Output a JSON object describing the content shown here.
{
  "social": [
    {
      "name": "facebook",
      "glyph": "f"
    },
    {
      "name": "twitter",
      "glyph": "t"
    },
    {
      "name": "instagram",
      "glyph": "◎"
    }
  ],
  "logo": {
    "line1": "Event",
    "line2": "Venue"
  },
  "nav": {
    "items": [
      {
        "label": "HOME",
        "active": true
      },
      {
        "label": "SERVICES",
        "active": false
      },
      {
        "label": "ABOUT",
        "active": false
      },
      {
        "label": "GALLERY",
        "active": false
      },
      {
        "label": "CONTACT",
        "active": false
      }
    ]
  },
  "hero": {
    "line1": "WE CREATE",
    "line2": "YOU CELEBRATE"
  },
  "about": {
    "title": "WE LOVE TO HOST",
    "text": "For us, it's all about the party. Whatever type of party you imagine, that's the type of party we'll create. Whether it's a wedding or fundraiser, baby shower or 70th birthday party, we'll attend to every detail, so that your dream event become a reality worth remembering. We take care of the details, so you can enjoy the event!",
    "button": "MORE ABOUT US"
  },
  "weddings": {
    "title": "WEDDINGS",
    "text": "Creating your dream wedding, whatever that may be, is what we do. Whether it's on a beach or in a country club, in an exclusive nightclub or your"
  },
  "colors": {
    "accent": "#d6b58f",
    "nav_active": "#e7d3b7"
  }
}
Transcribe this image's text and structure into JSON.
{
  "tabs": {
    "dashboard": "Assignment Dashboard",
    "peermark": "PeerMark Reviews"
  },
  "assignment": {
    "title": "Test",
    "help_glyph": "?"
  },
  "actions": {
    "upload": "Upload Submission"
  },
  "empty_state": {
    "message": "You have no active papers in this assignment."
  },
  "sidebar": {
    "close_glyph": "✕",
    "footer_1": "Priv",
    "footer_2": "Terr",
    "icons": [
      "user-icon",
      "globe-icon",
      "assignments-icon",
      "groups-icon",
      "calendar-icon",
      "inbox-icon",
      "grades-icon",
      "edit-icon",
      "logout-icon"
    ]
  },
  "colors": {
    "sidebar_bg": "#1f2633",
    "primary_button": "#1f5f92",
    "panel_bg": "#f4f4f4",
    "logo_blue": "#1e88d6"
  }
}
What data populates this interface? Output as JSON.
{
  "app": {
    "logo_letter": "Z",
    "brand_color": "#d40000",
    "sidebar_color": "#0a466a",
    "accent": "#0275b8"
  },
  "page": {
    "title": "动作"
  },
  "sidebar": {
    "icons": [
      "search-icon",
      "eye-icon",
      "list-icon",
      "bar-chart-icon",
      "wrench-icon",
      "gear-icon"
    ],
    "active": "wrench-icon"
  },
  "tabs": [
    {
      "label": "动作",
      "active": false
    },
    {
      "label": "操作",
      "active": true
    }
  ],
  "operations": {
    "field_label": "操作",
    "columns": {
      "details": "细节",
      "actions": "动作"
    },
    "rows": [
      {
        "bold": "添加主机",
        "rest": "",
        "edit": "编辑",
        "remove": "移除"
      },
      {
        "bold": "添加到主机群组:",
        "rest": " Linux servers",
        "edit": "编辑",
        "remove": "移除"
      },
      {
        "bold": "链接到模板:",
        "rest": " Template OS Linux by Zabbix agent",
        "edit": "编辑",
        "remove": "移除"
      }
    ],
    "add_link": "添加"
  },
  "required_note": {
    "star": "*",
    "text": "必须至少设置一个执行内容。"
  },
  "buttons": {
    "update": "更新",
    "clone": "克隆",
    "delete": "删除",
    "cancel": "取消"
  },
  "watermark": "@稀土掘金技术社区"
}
........
*DESCRIPTION OF THE TASK*
Above are some records; repeat all of them exactly.

*EXERCISE ANSWER*
Output a JSON object describing the content shown here.
{
  "social": [
    {
      "name": "facebook",
      "glyph": "f"
    },
    {
      "name": "twitter",
      "glyph": "t"
    },
    {
      "name": "instagram",
      "glyph": "◎"
    }
  ],
  "logo": {
    "line1": "Event",
    "line2": "Venue"
  },
  "nav": {
    "items": [
      {
        "label": "HOME",
        "active": true
      },
      {
        "label": "SERVICES",
        "active": false
      },
      {
        "label": "ABOUT",
        "active": false
      },
      {
        "label": "GALLERY",
        "active": false
      },
      {
        "label": "CONTACT",
        "active": false
      }
    ]
  },
  "hero": {
    "line1": "WE CREATE",
    "line2": "YOU CELEBRATE"
  },
  "about": {
    "title": "WE LOVE TO HOST",
    "text": "For us, it's all about the party. Whatever type of party you imagine, that's the type of party we'll create. Whether it's a wedding or fundraiser, baby shower or 70th birthday party, we'll attend to every detail, so that your dream event become a reality worth remembering. We take care of the details, so you can enjoy the event!",
    "button": "MORE ABOUT US"
  },
  "weddings": {
    "title": "WEDDINGS",
    "text": "Creating your dream wedding, whatever that may be, is what we do. Whether it's on a beach or in a country club, in an exclusive nightclub or your"
  },
  "colors": {
    "accent": "#d6b58f",
    "nav_active": "#e7d3b7"
  }
}
Transcribe this image's text and structure into JSON.
{
  "tabs": {
    "dashboard": "Assignment Dashboard",
    "peermark": "PeerMark Reviews"
  },
  "assignment": {
    "title": "Test",
    "help_glyph": "?"
  },
  "actions": {
    "upload": "Upload Submission"
  },
  "empty_state": {
    "message": "You have no active papers in this assignment."
  },
  "sidebar": {
    "close_glyph": "✕",
    "footer_1": "Priv",
    "footer_2": "Terr",
    "icons": [
      "user-icon",
      "globe-icon",
      "assignments-icon",
      "groups-icon",
      "calendar-icon",
      "inbox-icon",
      "grades-icon",
      "edit-icon",
      "logout-icon"
    ]
  },
  "colors": {
    "sidebar_bg": "#1f2633",
    "primary_button": "#1f5f92",
    "panel_bg": "#f4f4f4",
    "logo_blue": "#1e88d6"
  }
}
What data populates this interface? Output as JSON.
{
  "app": {
    "logo_letter": "Z",
    "brand_color": "#d40000",
    "sidebar_color": "#0a466a",
    "accent": "#0275b8"
  },
  "page": {
    "title": "动作"
  },
  "sidebar": {
    "icons": [
      "search-icon",
      "eye-icon",
      "list-icon",
      "bar-chart-icon",
      "wrench-icon",
      "gear-icon"
    ],
    "active": "wrench-icon"
  },
  "tabs": [
    {
      "label": "动作",
      "active": false
    },
    {
      "label": "操作",
      "active": true
    }
  ],
  "operations": {
    "field_label": "操作",
    "columns": {
      "details": "细节",
      "actions": "动作"
    },
    "rows": [
      {
        "bold": "添加主机",
        "rest": "",
        "edit": "编辑",
        "remove": "移除"
      },
      {
        "bold": "添加到主机群组:",
        "rest": " Linux servers",
        "edit": "编辑",
        "remove": "移除"
      },
      {
        "bold": "链接到模板:",
        "rest": " Template OS Linux by Zabbix agent",
        "edit": "编辑",
        "remove": "移除"
      }
    ],
    "add_link": "添加"
  },
  "required_note": {
    "star": "*",
    "text": "必须至少设置一个执行内容。"
  },
  "buttons": {
    "update": "更新",
    "clone": "克隆",
    "delete": "删除",
    "cancel": "取消"
  },
  "watermark": "@稀土掘金技术社区"
}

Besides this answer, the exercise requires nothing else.